EXERCISE INSTRUCTIONS>
Your task is to repeat all of the data exactly while excluding the pictures.

RECORDED INFORMATION>
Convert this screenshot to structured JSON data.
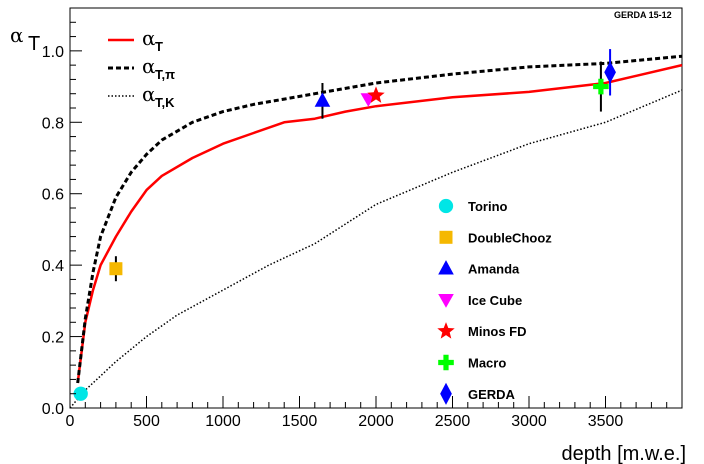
{
  "chart_data": {
    "type": "scatter",
    "title": "",
    "corner_label": "GERDA 15-12",
    "xlabel": "depth [m.w.e.]",
    "ylabel": {
      "symbol": "α",
      "subscript": "T"
    },
    "xlim": [
      0,
      4000
    ],
    "ylim": [
      0,
      1.12
    ],
    "x_ticks": [
      0,
      500,
      1000,
      1500,
      2000,
      2500,
      3000,
      3500
    ],
    "x_tick_labels": [
      "0",
      "500",
      "1000",
      "1500",
      "2000",
      "2500",
      "3000",
      "3500"
    ],
    "y_ticks": [
      0,
      0.2,
      0.4,
      0.6,
      0.8,
      1.0
    ],
    "y_tick_labels": [
      "0.0",
      "0.2",
      "0.4",
      "0.6",
      "0.8",
      "1.0"
    ],
    "grid": false,
    "curves": [
      {
        "name": "α_T",
        "symbol": "α",
        "sub": "T",
        "style": "solid",
        "color": "#ff0000",
        "points": [
          [
            50,
            0.07
          ],
          [
            100,
            0.24
          ],
          [
            150,
            0.33
          ],
          [
            200,
            0.4
          ],
          [
            300,
            0.48
          ],
          [
            400,
            0.55
          ],
          [
            500,
            0.61
          ],
          [
            600,
            0.65
          ],
          [
            800,
            0.7
          ],
          [
            1000,
            0.74
          ],
          [
            1200,
            0.77
          ],
          [
            1400,
            0.8
          ],
          [
            1600,
            0.81
          ],
          [
            1800,
            0.83
          ],
          [
            2000,
            0.845
          ],
          [
            2500,
            0.87
          ],
          [
            3000,
            0.885
          ],
          [
            3500,
            0.91
          ],
          [
            4000,
            0.96
          ]
        ]
      },
      {
        "name": "α_T,π",
        "symbol": "α",
        "sub": "T,π",
        "style": "dashed",
        "color": "#000000",
        "points": [
          [
            50,
            0.07
          ],
          [
            100,
            0.25
          ],
          [
            150,
            0.38
          ],
          [
            200,
            0.48
          ],
          [
            300,
            0.59
          ],
          [
            400,
            0.66
          ],
          [
            500,
            0.71
          ],
          [
            600,
            0.75
          ],
          [
            800,
            0.8
          ],
          [
            1000,
            0.83
          ],
          [
            1200,
            0.85
          ],
          [
            1400,
            0.865
          ],
          [
            1600,
            0.88
          ],
          [
            1800,
            0.895
          ],
          [
            2000,
            0.91
          ],
          [
            2500,
            0.935
          ],
          [
            3000,
            0.955
          ],
          [
            3500,
            0.965
          ],
          [
            4000,
            0.985
          ]
        ]
      },
      {
        "name": "α_T,K",
        "symbol": "α",
        "sub": "T,K",
        "style": "dotted",
        "color": "#000000",
        "points": [
          [
            0,
            0.0
          ],
          [
            100,
            0.05
          ],
          [
            200,
            0.09
          ],
          [
            300,
            0.13
          ],
          [
            500,
            0.2
          ],
          [
            700,
            0.26
          ],
          [
            1000,
            0.33
          ],
          [
            1300,
            0.4
          ],
          [
            1600,
            0.46
          ],
          [
            2000,
            0.57
          ],
          [
            2500,
            0.66
          ],
          [
            3000,
            0.74
          ],
          [
            3500,
            0.8
          ],
          [
            4000,
            0.89
          ]
        ]
      }
    ],
    "series": [
      {
        "name": "Torino",
        "marker": "circle",
        "color": "#00e6e6",
        "points": [
          {
            "x": 70,
            "y": 0.04,
            "err": 0.0
          }
        ]
      },
      {
        "name": "DoubleChooz",
        "marker": "square",
        "color": "#f5b800",
        "points": [
          {
            "x": 300,
            "y": 0.39,
            "err": 0.035
          }
        ]
      },
      {
        "name": "Amanda",
        "marker": "triangle-up",
        "color": "#0000ff",
        "points": [
          {
            "x": 1650,
            "y": 0.86,
            "err": 0.05
          }
        ]
      },
      {
        "name": "Ice Cube",
        "marker": "triangle-down",
        "color": "#ff00ff",
        "points": [
          {
            "x": 1950,
            "y": 0.865,
            "err": 0.0
          }
        ]
      },
      {
        "name": "Minos FD",
        "marker": "star",
        "color": "#ff0000",
        "points": [
          {
            "x": 2000,
            "y": 0.875,
            "err": 0.0
          }
        ]
      },
      {
        "name": "Macro",
        "marker": "cross",
        "color": "#00ff00",
        "points": [
          {
            "x": 3470,
            "y": 0.9,
            "err": 0.07
          }
        ]
      },
      {
        "name": "GERDA",
        "marker": "diamond",
        "color": "#0000ff",
        "points": [
          {
            "x": 3530,
            "y": 0.94,
            "err": 0.065
          }
        ]
      }
    ],
    "legend_position": "lower-right"
  }
}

REPLY>
Convert this screenshot to structured JSON data.
{
  "chart_data": {
    "type": "scatter",
    "title": "",
    "corner_label": "GERDA 15-12",
    "xlabel": "depth [m.w.e.]",
    "ylabel": {
      "symbol": "α",
      "subscript": "T"
    },
    "xlim": [
      0,
      4000
    ],
    "ylim": [
      0,
      1.12
    ],
    "x_ticks": [
      0,
      500,
      1000,
      1500,
      2000,
      2500,
      3000,
      3500
    ],
    "x_tick_labels": [
      "0",
      "500",
      "1000",
      "1500",
      "2000",
      "2500",
      "3000",
      "3500"
    ],
    "y_ticks": [
      0,
      0.2,
      0.4,
      0.6,
      0.8,
      1.0
    ],
    "y_tick_labels": [
      "0.0",
      "0.2",
      "0.4",
      "0.6",
      "0.8",
      "1.0"
    ],
    "grid": false,
    "curves": [
      {
        "name": "α_T",
        "symbol": "α",
        "sub": "T",
        "style": "solid",
        "color": "#ff0000",
        "points": [
          [
            50,
            0.07
          ],
          [
            100,
            0.24
          ],
          [
            150,
            0.33
          ],
          [
            200,
            0.4
          ],
          [
            300,
            0.48
          ],
          [
            400,
            0.55
          ],
          [
            500,
            0.61
          ],
          [
            600,
            0.65
          ],
          [
            800,
            0.7
          ],
          [
            1000,
            0.74
          ],
          [
            1200,
            0.77
          ],
          [
            1400,
            0.8
          ],
          [
            1600,
            0.81
          ],
          [
            1800,
            0.83
          ],
          [
            2000,
            0.845
          ],
          [
            2500,
            0.87
          ],
          [
            3000,
            0.885
          ],
          [
            3500,
            0.91
          ],
          [
            4000,
            0.96
          ]
        ]
      },
      {
        "name": "α_T,π",
        "symbol": "α",
        "sub": "T,π",
        "style": "dashed",
        "color": "#000000",
        "points": [
          [
            50,
            0.07
          ],
          [
            100,
            0.25
          ],
          [
            150,
            0.38
          ],
          [
            200,
            0.48
          ],
          [
            300,
            0.59
          ],
          [
            400,
            0.66
          ],
          [
            500,
            0.71
          ],
          [
            600,
            0.75
          ],
          [
            800,
            0.8
          ],
          [
            1000,
            0.83
          ],
          [
            1200,
            0.85
          ],
          [
            1400,
            0.865
          ],
          [
            1600,
            0.88
          ],
          [
            1800,
            0.895
          ],
          [
            2000,
            0.91
          ],
          [
            2500,
            0.935
          ],
          [
            3000,
            0.955
          ],
          [
            3500,
            0.965
          ],
          [
            4000,
            0.985
          ]
        ]
      },
      {
        "name": "α_T,K",
        "symbol": "α",
        "sub": "T,K",
        "style": "dotted",
        "color": "#000000",
        "points": [
          [
            0,
            0.0
          ],
          [
            100,
            0.05
          ],
          [
            200,
            0.09
          ],
          [
            300,
            0.13
          ],
          [
            500,
            0.2
          ],
          [
            700,
            0.26
          ],
          [
            1000,
            0.33
          ],
          [
            1300,
            0.4
          ],
          [
            1600,
            0.46
          ],
          [
            2000,
            0.57
          ],
          [
            2500,
            0.66
          ],
          [
            3000,
            0.74
          ],
          [
            3500,
            0.8
          ],
          [
            4000,
            0.89
          ]
        ]
      }
    ],
    "series": [
      {
        "name": "Torino",
        "marker": "circle",
        "color": "#00e6e6",
        "points": [
          {
            "x": 70,
            "y": 0.04,
            "err": 0.0
          }
        ]
      },
      {
        "name": "DoubleChooz",
        "marker": "square",
        "color": "#f5b800",
        "points": [
          {
            "x": 300,
            "y": 0.39,
            "err": 0.035
          }
        ]
      },
      {
        "name": "Amanda",
        "marker": "triangle-up",
        "color": "#0000ff",
        "points": [
          {
            "x": 1650,
            "y": 0.86,
            "err": 0.05
          }
        ]
      },
      {
        "name": "Ice Cube",
        "marker": "triangle-down",
        "color": "#ff00ff",
        "points": [
          {
            "x": 1950,
            "y": 0.865,
            "err": 0.0
          }
        ]
      },
      {
        "name": "Minos FD",
        "marker": "star",
        "color": "#ff0000",
        "points": [
          {
            "x": 2000,
            "y": 0.875,
            "err": 0.0
          }
        ]
      },
      {
        "name": "Macro",
        "marker": "cross",
        "color": "#00ff00",
        "points": [
          {
            "x": 3470,
            "y": 0.9,
            "err": 0.07
          }
        ]
      },
      {
        "name": "GERDA",
        "marker": "diamond",
        "color": "#0000ff",
        "points": [
          {
            "x": 3530,
            "y": 0.94,
            "err": 0.065
          }
        ]
      }
    ],
    "legend_position": "lower-right"
  }
}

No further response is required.